◆ TO DO
Below are some records; retype all of them exactly.
**** SUPPLIED INFORMATION ****
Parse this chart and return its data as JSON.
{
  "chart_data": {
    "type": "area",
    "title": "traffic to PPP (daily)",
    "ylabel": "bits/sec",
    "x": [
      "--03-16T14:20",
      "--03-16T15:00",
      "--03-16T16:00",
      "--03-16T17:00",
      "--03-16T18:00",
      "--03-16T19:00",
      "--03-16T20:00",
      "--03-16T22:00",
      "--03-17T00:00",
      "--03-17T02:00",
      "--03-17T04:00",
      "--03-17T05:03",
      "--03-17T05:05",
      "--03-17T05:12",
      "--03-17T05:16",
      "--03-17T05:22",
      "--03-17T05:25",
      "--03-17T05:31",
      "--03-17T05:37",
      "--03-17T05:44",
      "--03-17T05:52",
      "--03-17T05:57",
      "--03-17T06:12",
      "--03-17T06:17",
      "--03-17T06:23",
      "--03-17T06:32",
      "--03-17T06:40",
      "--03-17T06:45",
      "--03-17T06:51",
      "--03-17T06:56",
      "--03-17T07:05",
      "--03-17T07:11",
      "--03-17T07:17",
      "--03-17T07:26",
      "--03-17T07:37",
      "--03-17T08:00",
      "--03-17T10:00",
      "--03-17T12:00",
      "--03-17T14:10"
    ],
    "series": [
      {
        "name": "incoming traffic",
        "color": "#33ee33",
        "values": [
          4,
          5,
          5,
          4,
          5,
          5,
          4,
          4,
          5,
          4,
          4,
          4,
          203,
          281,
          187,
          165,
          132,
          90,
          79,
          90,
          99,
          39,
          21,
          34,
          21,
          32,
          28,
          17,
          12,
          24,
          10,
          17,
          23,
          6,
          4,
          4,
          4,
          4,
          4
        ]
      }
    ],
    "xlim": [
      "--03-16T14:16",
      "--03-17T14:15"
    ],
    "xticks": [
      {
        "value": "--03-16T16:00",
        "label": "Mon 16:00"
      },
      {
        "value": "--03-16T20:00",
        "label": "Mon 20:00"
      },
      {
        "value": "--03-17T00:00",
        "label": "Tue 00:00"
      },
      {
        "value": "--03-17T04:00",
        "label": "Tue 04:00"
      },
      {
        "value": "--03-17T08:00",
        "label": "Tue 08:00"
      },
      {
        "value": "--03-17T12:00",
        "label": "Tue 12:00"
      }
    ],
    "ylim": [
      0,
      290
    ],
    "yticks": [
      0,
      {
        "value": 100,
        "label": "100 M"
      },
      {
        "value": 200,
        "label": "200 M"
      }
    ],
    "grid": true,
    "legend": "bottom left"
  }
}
****
◆ RIGHT ANSWER
Parse this chart and return its data as JSON.
{
  "chart_data": {
    "type": "area",
    "title": "traffic to PPP (daily)",
    "ylabel": "bits/sec",
    "x": [
      "--03-16T14:20",
      "--03-16T15:00",
      "--03-16T16:00",
      "--03-16T17:00",
      "--03-16T18:00",
      "--03-16T19:00",
      "--03-16T20:00",
      "--03-16T22:00",
      "--03-17T00:00",
      "--03-17T02:00",
      "--03-17T04:00",
      "--03-17T05:03",
      "--03-17T05:05",
      "--03-17T05:12",
      "--03-17T05:16",
      "--03-17T05:22",
      "--03-17T05:25",
      "--03-17T05:31",
      "--03-17T05:37",
      "--03-17T05:44",
      "--03-17T05:52",
      "--03-17T05:57",
      "--03-17T06:12",
      "--03-17T06:17",
      "--03-17T06:23",
      "--03-17T06:32",
      "--03-17T06:40",
      "--03-17T06:45",
      "--03-17T06:51",
      "--03-17T06:56",
      "--03-17T07:05",
      "--03-17T07:11",
      "--03-17T07:17",
      "--03-17T07:26",
      "--03-17T07:37",
      "--03-17T08:00",
      "--03-17T10:00",
      "--03-17T12:00",
      "--03-17T14:10"
    ],
    "series": [
      {
        "name": "incoming traffic",
        "color": "#33ee33",
        "values": [
          4,
          5,
          5,
          4,
          5,
          5,
          4,
          4,
          5,
          4,
          4,
          4,
          203,
          281,
          187,
          165,
          132,
          90,
          79,
          90,
          99,
          39,
          21,
          34,
          21,
          32,
          28,
          17,
          12,
          24,
          10,
          17,
          23,
          6,
          4,
          4,
          4,
          4,
          4
        ]
      }
    ],
    "xlim": [
      "--03-16T14:16",
      "--03-17T14:15"
    ],
    "xticks": [
      {
        "value": "--03-16T16:00",
        "label": "Mon 16:00"
      },
      {
        "value": "--03-16T20:00",
        "label": "Mon 20:00"
      },
      {
        "value": "--03-17T00:00",
        "label": "Tue 00:00"
      },
      {
        "value": "--03-17T04:00",
        "label": "Tue 04:00"
      },
      {
        "value": "--03-17T08:00",
        "label": "Tue 08:00"
      },
      {
        "value": "--03-17T12:00",
        "label": "Tue 12:00"
      }
    ],
    "ylim": [
      0,
      290
    ],
    "yticks": [
      0,
      {
        "value": 100,
        "label": "100 M"
      },
      {
        "value": 200,
        "label": "200 M"
      }
    ],
    "grid": true,
    "legend": "bottom left"
  }
}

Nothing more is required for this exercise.